## [Goal]
Reproduce the material below line for line, switching every instance of "folder-icon" to "directory-icon" and leaving all else unchanged.

## [Input material]
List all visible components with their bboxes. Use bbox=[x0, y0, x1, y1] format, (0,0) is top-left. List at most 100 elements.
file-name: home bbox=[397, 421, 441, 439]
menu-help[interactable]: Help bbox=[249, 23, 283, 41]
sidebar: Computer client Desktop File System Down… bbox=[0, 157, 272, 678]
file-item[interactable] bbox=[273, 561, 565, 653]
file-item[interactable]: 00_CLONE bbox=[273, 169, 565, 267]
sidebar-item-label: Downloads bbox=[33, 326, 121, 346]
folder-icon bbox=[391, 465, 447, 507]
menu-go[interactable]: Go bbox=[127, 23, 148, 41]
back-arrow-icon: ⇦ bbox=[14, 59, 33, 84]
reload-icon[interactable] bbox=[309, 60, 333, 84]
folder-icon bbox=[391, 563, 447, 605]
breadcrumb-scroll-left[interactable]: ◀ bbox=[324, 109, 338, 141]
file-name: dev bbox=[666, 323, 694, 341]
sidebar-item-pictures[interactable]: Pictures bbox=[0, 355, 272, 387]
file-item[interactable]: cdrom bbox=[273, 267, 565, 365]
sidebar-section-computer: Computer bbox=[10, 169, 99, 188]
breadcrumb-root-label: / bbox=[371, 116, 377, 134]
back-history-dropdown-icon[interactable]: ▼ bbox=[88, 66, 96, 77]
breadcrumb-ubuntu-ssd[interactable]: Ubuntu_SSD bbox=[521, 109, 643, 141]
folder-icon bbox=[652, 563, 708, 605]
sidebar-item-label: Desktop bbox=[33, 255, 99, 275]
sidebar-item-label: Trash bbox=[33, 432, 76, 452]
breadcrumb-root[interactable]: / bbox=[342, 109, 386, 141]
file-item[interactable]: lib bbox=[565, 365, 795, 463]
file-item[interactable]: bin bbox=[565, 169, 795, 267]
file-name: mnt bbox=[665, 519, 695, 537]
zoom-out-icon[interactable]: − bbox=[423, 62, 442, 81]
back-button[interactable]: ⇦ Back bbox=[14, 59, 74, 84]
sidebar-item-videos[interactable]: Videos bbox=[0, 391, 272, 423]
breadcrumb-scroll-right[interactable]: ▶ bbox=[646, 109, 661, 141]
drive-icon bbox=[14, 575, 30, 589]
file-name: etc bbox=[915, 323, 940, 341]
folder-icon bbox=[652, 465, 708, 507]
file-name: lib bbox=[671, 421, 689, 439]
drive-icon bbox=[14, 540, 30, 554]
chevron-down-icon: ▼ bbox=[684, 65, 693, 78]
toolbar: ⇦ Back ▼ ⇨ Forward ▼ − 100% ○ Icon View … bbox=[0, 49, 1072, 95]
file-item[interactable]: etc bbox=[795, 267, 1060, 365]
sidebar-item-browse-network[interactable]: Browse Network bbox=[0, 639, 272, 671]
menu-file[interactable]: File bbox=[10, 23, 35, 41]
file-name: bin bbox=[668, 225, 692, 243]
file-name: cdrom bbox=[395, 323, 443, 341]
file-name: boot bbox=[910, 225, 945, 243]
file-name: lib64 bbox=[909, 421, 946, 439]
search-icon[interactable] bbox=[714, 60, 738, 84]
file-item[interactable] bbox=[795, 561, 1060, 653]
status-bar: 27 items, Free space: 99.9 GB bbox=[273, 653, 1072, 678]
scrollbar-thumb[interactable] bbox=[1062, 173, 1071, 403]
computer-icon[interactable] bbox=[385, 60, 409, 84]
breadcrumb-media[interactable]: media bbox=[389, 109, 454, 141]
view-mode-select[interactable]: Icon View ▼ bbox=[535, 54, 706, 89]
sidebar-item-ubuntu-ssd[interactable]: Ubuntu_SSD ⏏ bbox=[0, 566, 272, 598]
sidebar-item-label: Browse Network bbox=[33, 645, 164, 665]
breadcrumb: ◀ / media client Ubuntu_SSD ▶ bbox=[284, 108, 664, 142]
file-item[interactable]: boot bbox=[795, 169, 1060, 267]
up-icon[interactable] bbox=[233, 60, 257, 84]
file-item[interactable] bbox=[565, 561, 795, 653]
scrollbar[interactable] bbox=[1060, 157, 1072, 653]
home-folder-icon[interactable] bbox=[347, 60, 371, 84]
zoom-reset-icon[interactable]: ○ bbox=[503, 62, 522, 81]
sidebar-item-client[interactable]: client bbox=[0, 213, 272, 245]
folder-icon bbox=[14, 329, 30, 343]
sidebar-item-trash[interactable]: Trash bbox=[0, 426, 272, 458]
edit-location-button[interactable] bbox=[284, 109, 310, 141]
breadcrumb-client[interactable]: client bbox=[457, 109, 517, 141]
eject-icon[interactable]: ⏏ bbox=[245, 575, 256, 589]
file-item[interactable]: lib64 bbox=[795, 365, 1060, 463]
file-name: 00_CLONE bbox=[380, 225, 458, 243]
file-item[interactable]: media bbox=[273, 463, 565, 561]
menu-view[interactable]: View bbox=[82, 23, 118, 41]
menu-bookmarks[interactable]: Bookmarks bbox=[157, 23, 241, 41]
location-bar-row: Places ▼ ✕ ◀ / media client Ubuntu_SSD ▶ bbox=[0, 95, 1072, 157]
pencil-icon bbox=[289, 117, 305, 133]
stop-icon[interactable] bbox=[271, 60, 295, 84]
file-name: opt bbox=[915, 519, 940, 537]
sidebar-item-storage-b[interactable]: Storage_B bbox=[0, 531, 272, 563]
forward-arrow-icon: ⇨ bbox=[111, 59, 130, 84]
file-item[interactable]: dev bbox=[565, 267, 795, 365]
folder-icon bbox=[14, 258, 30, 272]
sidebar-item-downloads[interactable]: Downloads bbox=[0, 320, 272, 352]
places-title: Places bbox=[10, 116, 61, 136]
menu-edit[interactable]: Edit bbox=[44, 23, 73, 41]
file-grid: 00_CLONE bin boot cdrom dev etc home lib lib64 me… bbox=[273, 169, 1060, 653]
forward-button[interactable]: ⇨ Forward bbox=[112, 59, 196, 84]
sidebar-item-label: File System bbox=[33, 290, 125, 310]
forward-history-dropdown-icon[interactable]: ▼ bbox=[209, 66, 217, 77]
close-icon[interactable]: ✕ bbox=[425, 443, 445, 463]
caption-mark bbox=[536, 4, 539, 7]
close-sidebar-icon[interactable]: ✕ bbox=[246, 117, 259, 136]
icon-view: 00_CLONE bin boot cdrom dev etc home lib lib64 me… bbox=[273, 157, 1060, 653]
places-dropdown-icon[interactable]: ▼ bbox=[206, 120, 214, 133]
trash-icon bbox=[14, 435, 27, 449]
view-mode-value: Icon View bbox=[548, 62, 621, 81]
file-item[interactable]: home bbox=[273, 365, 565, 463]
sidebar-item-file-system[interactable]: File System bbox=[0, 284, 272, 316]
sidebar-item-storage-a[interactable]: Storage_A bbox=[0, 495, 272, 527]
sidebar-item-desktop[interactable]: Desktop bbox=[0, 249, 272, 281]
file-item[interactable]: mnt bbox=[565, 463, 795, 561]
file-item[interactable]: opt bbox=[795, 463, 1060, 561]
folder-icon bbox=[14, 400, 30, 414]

## [Response]
List all visible components with their bboxes. Use bbox=[x0, y0, x1, y1] format, (0,0) is top-left. List at most 100 elements.
file-name: home bbox=[397, 421, 441, 439]
menu-help[interactable]: Help bbox=[249, 23, 283, 41]
sidebar: Computer client Desktop File System Down… bbox=[0, 157, 272, 678]
file-item[interactable] bbox=[273, 561, 565, 653]
file-item[interactable]: 00_CLONE bbox=[273, 169, 565, 267]
sidebar-item-label: Downloads bbox=[33, 326, 121, 346]
directory-icon bbox=[391, 465, 447, 507]
menu-go[interactable]: Go bbox=[127, 23, 148, 41]
back-arrow-icon: ⇦ bbox=[14, 59, 33, 84]
reload-icon[interactable] bbox=[309, 60, 333, 84]
directory-icon bbox=[391, 563, 447, 605]
breadcrumb-scroll-left[interactable]: ◀ bbox=[324, 109, 338, 141]
file-name: dev bbox=[666, 323, 694, 341]
sidebar-item-pictures[interactable]: Pictures bbox=[0, 355, 272, 387]
file-item[interactable]: cdrom bbox=[273, 267, 565, 365]
sidebar-section-computer: Computer bbox=[10, 169, 99, 188]
breadcrumb-root-label: / bbox=[371, 116, 377, 134]
back-history-dropdown-icon[interactable]: ▼ bbox=[88, 66, 96, 77]
breadcrumb-ubuntu-ssd[interactable]: Ubuntu_SSD bbox=[521, 109, 643, 141]
directory-icon bbox=[652, 563, 708, 605]
sidebar-item-label: Desktop bbox=[33, 255, 99, 275]
sidebar-item-label: Trash bbox=[33, 432, 76, 452]
breadcrumb-root[interactable]: / bbox=[342, 109, 386, 141]
file-item[interactable]: lib bbox=[565, 365, 795, 463]
file-item[interactable]: bin bbox=[565, 169, 795, 267]
file-name: mnt bbox=[665, 519, 695, 537]
zoom-out-icon[interactable]: − bbox=[423, 62, 442, 81]
back-button[interactable]: ⇦ Back bbox=[14, 59, 74, 84]
sidebar-item-videos[interactable]: Videos bbox=[0, 391, 272, 423]
breadcrumb-scroll-right[interactable]: ▶ bbox=[646, 109, 661, 141]
drive-icon bbox=[14, 575, 30, 589]
file-name: etc bbox=[915, 323, 940, 341]
directory-icon bbox=[652, 465, 708, 507]
file-name: lib bbox=[671, 421, 689, 439]
drive-icon bbox=[14, 540, 30, 554]
chevron-down-icon: ▼ bbox=[684, 65, 693, 78]
toolbar: ⇦ Back ▼ ⇨ Forward ▼ − 100% ○ Icon View … bbox=[0, 49, 1072, 95]
file-item[interactable]: etc bbox=[795, 267, 1060, 365]
sidebar-item-browse-network[interactable]: Browse Network bbox=[0, 639, 272, 671]
menu-file[interactable]: File bbox=[10, 23, 35, 41]
file-name: bin bbox=[668, 225, 692, 243]
file-name: cdrom bbox=[395, 323, 443, 341]
file-name: boot bbox=[910, 225, 945, 243]
file-name: lib64 bbox=[909, 421, 946, 439]
search-icon[interactable] bbox=[714, 60, 738, 84]
file-item[interactable] bbox=[795, 561, 1060, 653]
status-bar: 27 items, Free space: 99.9 GB bbox=[273, 653, 1072, 678]
scrollbar-thumb[interactable] bbox=[1062, 173, 1071, 403]
computer-icon[interactable] bbox=[385, 60, 409, 84]
breadcrumb-media[interactable]: media bbox=[389, 109, 454, 141]
view-mode-select[interactable]: Icon View ▼ bbox=[535, 54, 706, 89]
sidebar-item-ubuntu-ssd[interactable]: Ubuntu_SSD ⏏ bbox=[0, 566, 272, 598]
sidebar-item-label: Browse Network bbox=[33, 645, 164, 665]
breadcrumb: ◀ / media client Ubuntu_SSD ▶ bbox=[284, 108, 664, 142]
file-item[interactable]: boot bbox=[795, 169, 1060, 267]
up-icon[interactable] bbox=[233, 60, 257, 84]
file-item[interactable] bbox=[565, 561, 795, 653]
scrollbar[interactable] bbox=[1060, 157, 1072, 653]
home-directory-icon[interactable] bbox=[347, 60, 371, 84]
zoom-reset-icon[interactable]: ○ bbox=[503, 62, 522, 81]
sidebar-item-client[interactable]: client bbox=[0, 213, 272, 245]
directory-icon bbox=[14, 329, 30, 343]
sidebar-item-trash[interactable]: Trash bbox=[0, 426, 272, 458]
edit-location-button[interactable] bbox=[284, 109, 310, 141]
breadcrumb-client[interactable]: client bbox=[457, 109, 517, 141]
eject-icon[interactable]: ⏏ bbox=[245, 575, 256, 589]
file-item[interactable]: lib64 bbox=[795, 365, 1060, 463]
file-name: 00_CLONE bbox=[380, 225, 458, 243]
file-item[interactable]: media bbox=[273, 463, 565, 561]
menu-view[interactable]: View bbox=[82, 23, 118, 41]
menu-bookmarks[interactable]: Bookmarks bbox=[157, 23, 241, 41]
location-bar-row: Places ▼ ✕ ◀ / media client Ubuntu_SSD ▶ bbox=[0, 95, 1072, 157]
pencil-icon bbox=[289, 117, 305, 133]
stop-icon[interactable] bbox=[271, 60, 295, 84]
file-name: opt bbox=[915, 519, 940, 537]
sidebar-item-storage-b[interactable]: Storage_B bbox=[0, 531, 272, 563]
forward-arrow-icon: ⇨ bbox=[111, 59, 130, 84]
file-item[interactable]: dev bbox=[565, 267, 795, 365]
directory-icon bbox=[14, 258, 30, 272]
sidebar-item-downloads[interactable]: Downloads bbox=[0, 320, 272, 352]
places-title: Places bbox=[10, 116, 61, 136]
menu-edit[interactable]: Edit bbox=[44, 23, 73, 41]
file-grid: 00_CLONE bin boot cdrom dev etc home lib lib64 me… bbox=[273, 169, 1060, 653]
forward-button[interactable]: ⇨ Forward bbox=[112, 59, 196, 84]
sidebar-item-label: File System bbox=[33, 290, 125, 310]
forward-history-dropdown-icon[interactable]: ▼ bbox=[209, 66, 217, 77]
close-icon[interactable]: ✕ bbox=[425, 443, 445, 463]
caption-mark bbox=[536, 4, 539, 7]
close-sidebar-icon[interactable]: ✕ bbox=[246, 117, 259, 136]
icon-view: 00_CLONE bin boot cdrom dev etc home lib lib64 me… bbox=[273, 157, 1060, 653]
places-dropdown-icon[interactable]: ▼ bbox=[206, 120, 214, 133]
trash-icon bbox=[14, 435, 27, 449]
view-mode-value: Icon View bbox=[548, 62, 621, 81]
file-item[interactable]: home bbox=[273, 365, 565, 463]
sidebar-item-file-system[interactable]: File System bbox=[0, 284, 272, 316]
sidebar-item-storage-a[interactable]: Storage_A bbox=[0, 495, 272, 527]
sidebar-item-desktop[interactable]: Desktop bbox=[0, 249, 272, 281]
file-item[interactable]: mnt bbox=[565, 463, 795, 561]
file-item[interactable]: opt bbox=[795, 463, 1060, 561]
directory-icon bbox=[14, 400, 30, 414]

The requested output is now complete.